(Records from a collection)
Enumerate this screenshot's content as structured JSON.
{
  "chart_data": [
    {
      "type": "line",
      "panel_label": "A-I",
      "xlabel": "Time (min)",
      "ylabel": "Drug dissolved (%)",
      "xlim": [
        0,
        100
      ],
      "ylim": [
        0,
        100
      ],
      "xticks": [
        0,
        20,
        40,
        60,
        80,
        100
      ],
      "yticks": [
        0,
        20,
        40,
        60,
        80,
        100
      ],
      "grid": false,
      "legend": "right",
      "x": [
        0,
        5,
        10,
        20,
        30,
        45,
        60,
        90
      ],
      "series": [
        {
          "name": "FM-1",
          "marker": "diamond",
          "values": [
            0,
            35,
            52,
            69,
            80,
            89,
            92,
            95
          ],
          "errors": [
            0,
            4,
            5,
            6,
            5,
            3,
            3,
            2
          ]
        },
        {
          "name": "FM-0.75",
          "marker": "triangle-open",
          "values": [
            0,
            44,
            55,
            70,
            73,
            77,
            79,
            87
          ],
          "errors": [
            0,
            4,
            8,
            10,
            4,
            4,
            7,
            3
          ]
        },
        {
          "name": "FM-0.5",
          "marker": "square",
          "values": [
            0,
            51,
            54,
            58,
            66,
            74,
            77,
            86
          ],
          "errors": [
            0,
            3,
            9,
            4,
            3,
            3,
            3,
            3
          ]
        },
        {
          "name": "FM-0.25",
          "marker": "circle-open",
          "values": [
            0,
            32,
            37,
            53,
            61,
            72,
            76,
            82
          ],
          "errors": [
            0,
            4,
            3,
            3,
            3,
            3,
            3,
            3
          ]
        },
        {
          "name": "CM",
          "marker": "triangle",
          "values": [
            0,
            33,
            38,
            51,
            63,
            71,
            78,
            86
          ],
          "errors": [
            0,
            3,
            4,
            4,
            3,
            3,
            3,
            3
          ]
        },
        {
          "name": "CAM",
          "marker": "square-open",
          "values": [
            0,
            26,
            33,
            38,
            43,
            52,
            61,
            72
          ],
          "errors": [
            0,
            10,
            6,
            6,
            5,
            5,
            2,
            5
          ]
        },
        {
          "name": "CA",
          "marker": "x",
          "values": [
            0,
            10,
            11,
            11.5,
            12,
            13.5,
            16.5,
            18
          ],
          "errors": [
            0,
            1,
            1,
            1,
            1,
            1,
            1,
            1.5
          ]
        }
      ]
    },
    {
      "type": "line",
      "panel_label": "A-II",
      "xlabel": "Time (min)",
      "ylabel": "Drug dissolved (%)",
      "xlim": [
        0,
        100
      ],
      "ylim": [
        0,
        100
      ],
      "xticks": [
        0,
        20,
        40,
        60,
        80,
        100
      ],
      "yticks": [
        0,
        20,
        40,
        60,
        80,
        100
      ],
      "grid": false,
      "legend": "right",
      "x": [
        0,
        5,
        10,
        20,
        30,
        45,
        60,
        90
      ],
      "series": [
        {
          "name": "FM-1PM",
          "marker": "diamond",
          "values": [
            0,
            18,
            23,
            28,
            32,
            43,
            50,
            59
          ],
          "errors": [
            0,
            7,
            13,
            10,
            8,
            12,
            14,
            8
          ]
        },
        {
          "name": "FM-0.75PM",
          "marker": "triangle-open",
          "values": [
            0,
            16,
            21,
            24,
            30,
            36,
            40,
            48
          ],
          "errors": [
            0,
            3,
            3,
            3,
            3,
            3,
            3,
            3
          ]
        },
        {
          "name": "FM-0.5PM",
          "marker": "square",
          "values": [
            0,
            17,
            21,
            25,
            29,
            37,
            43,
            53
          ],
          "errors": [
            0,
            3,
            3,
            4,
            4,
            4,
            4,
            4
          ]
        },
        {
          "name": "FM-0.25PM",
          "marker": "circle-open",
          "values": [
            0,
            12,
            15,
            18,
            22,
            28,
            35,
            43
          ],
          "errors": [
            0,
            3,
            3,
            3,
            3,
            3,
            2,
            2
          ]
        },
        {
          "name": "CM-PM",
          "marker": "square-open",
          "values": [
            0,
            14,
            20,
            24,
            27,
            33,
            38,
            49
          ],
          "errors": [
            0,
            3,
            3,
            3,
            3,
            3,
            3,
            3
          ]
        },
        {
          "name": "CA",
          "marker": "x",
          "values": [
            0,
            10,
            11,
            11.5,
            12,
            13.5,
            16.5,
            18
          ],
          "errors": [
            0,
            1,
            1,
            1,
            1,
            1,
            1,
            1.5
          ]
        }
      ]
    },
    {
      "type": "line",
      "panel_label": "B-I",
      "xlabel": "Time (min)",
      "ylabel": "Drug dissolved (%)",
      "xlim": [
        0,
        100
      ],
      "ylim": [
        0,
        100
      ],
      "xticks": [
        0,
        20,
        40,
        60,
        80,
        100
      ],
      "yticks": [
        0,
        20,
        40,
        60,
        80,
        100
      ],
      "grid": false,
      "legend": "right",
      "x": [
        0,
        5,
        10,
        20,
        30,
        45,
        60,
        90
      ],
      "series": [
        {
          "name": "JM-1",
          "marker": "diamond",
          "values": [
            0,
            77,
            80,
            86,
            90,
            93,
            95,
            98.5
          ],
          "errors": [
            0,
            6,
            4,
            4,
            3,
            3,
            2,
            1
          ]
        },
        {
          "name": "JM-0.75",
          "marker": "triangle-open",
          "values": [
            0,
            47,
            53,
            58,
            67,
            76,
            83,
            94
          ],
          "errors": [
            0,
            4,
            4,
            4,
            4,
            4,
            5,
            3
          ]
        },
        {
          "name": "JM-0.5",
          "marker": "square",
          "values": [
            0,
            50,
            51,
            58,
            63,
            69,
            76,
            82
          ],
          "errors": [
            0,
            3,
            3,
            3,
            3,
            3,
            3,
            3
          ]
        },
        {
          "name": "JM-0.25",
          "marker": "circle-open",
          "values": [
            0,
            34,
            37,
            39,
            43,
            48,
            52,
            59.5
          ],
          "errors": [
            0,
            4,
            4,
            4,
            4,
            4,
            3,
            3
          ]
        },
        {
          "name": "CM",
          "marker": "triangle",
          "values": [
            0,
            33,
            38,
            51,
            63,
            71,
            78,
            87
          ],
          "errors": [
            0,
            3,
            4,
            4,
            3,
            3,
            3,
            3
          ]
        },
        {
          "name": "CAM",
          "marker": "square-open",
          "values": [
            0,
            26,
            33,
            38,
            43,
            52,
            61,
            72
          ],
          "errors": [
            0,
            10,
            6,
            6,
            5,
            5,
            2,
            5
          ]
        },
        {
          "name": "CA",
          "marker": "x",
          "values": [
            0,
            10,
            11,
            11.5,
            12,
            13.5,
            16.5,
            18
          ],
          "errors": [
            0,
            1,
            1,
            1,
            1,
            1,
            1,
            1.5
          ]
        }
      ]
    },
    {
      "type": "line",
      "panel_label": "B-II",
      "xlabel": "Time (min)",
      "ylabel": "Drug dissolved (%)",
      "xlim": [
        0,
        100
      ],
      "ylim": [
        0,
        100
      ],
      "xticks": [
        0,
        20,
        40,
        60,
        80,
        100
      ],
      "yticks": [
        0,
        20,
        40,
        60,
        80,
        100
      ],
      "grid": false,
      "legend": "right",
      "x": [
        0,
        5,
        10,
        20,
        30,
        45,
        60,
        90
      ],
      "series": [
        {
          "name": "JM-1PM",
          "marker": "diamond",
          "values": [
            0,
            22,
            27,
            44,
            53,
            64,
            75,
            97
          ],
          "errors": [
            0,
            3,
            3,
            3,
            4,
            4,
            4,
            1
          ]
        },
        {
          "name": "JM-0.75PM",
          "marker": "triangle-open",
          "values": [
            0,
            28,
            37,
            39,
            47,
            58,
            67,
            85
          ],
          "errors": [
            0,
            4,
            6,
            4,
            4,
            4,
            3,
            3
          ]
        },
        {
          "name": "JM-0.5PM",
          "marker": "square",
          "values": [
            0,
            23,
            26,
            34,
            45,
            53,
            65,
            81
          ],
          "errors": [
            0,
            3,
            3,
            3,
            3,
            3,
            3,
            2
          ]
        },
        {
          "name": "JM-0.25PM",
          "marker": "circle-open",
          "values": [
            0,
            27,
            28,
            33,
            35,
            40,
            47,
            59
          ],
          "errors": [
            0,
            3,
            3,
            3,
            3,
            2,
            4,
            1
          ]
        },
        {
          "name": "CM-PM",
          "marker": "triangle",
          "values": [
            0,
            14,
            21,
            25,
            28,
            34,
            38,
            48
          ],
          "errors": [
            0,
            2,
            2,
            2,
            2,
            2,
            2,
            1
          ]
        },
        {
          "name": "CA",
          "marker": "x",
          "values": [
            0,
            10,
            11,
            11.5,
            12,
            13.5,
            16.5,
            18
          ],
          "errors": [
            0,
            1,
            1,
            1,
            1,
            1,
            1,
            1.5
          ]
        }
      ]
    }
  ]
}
==
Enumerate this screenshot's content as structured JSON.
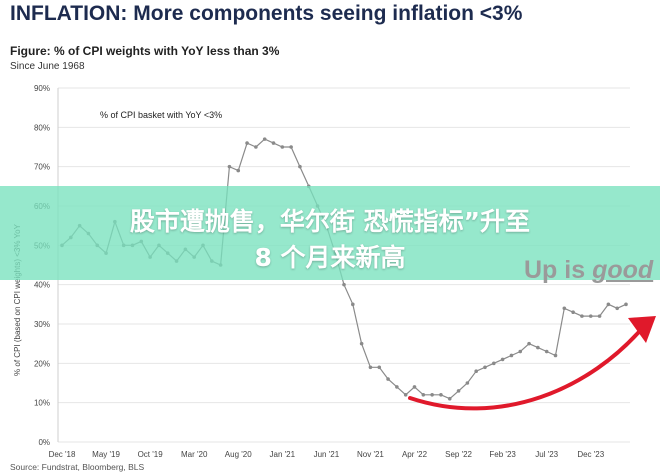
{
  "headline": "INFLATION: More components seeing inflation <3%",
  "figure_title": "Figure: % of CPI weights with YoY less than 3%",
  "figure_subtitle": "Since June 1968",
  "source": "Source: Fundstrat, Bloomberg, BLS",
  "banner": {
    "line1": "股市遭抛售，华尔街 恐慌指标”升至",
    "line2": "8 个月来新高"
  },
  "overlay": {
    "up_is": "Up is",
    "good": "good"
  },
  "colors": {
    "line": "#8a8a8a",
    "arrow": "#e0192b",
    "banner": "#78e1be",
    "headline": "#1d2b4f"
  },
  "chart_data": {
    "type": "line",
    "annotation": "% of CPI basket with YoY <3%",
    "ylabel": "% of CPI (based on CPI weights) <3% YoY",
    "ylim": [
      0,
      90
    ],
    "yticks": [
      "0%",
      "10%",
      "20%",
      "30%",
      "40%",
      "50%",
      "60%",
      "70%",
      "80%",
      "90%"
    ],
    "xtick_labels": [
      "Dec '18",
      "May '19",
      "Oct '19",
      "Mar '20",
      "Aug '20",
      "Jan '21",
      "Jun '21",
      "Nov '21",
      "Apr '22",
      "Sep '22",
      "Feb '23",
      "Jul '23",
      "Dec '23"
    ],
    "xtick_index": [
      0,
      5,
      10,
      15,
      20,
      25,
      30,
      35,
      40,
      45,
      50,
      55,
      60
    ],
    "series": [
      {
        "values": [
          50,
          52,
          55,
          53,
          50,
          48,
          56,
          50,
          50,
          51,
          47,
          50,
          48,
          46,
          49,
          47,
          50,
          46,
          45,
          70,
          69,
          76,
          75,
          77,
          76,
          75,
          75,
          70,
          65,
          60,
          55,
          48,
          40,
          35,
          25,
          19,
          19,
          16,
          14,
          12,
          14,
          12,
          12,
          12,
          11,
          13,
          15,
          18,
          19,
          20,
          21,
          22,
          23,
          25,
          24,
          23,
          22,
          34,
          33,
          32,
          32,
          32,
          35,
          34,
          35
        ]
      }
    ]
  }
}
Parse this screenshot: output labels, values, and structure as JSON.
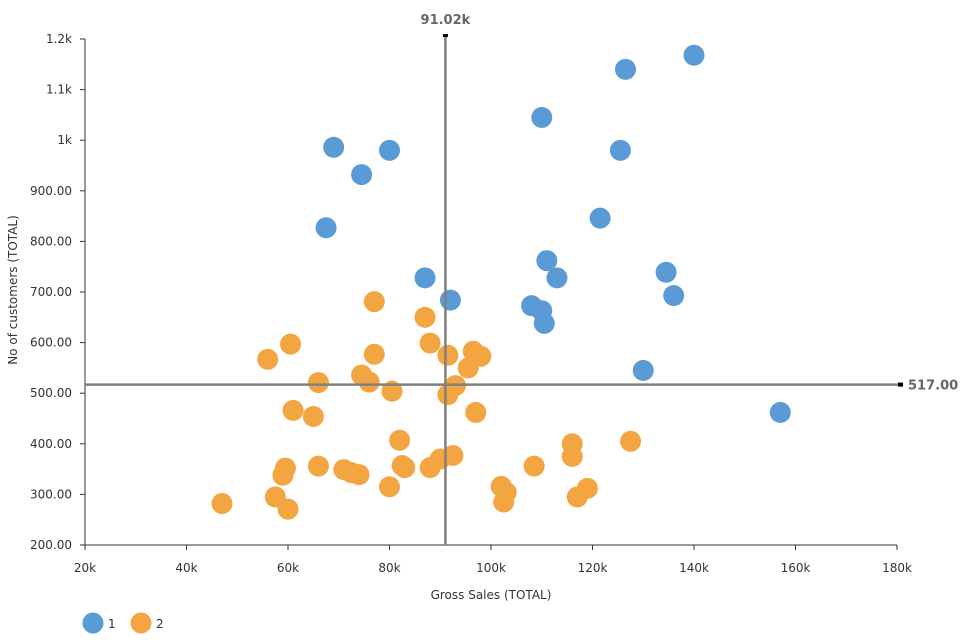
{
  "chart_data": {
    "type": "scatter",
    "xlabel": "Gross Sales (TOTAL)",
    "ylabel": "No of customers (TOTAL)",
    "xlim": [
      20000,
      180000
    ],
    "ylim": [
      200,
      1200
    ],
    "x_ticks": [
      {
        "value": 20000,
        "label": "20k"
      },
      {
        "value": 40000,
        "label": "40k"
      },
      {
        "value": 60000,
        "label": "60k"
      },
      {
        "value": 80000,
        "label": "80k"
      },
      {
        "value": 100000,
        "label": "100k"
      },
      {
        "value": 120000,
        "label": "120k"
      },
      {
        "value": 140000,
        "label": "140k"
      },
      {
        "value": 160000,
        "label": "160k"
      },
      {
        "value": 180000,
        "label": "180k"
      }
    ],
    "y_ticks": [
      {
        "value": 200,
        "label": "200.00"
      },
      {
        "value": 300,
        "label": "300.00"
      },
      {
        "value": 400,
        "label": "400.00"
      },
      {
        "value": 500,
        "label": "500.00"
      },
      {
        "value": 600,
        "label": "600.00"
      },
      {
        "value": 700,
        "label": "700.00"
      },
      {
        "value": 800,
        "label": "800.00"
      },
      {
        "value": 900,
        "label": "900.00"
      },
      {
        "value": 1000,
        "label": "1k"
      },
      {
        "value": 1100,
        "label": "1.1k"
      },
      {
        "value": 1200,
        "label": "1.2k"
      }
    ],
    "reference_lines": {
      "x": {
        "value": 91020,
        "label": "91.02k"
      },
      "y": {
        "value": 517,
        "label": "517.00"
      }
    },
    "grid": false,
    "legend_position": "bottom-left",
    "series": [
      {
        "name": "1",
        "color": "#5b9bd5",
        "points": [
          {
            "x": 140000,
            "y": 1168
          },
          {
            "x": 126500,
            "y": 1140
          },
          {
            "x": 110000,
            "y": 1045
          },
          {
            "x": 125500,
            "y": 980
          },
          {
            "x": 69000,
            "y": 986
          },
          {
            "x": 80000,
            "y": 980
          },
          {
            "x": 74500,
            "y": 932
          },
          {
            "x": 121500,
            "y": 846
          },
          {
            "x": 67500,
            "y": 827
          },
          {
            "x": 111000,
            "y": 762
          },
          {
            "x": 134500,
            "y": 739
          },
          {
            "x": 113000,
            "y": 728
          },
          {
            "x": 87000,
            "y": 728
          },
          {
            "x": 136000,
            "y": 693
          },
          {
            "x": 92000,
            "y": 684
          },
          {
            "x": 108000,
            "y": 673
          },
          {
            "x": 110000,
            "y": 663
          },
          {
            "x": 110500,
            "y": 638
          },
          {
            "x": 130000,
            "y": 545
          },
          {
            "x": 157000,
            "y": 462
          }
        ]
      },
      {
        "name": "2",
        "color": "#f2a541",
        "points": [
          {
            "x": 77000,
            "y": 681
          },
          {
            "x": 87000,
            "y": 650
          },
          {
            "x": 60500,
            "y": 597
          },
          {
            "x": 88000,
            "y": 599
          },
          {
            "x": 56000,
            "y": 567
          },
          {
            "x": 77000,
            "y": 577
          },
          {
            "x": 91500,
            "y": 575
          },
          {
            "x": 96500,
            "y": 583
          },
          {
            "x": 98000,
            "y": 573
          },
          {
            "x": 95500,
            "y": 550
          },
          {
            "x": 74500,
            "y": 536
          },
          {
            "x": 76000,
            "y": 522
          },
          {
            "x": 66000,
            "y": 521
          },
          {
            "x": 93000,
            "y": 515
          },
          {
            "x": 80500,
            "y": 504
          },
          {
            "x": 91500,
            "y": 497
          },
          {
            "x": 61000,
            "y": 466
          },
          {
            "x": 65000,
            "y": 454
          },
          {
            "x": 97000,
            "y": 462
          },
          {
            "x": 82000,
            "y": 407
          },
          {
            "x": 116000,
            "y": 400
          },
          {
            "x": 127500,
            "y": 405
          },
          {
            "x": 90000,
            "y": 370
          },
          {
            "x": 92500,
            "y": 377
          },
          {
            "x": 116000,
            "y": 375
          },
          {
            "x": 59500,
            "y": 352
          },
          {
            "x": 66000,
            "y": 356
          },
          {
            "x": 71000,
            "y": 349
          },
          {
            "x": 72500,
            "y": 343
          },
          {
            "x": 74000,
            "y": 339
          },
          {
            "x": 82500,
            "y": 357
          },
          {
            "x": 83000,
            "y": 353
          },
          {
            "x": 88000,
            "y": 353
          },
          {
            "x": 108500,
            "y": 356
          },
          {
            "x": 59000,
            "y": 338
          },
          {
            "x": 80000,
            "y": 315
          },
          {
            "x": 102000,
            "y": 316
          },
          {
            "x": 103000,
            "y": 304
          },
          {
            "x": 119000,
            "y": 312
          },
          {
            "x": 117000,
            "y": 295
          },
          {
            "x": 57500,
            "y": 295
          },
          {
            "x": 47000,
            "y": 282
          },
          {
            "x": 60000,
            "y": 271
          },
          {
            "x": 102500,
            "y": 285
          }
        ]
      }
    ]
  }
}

INSTRUCTIONS TO FOLLOW:
Work out how many lines of the material above contain the word "weights", then give only that figure.

RESULT:
2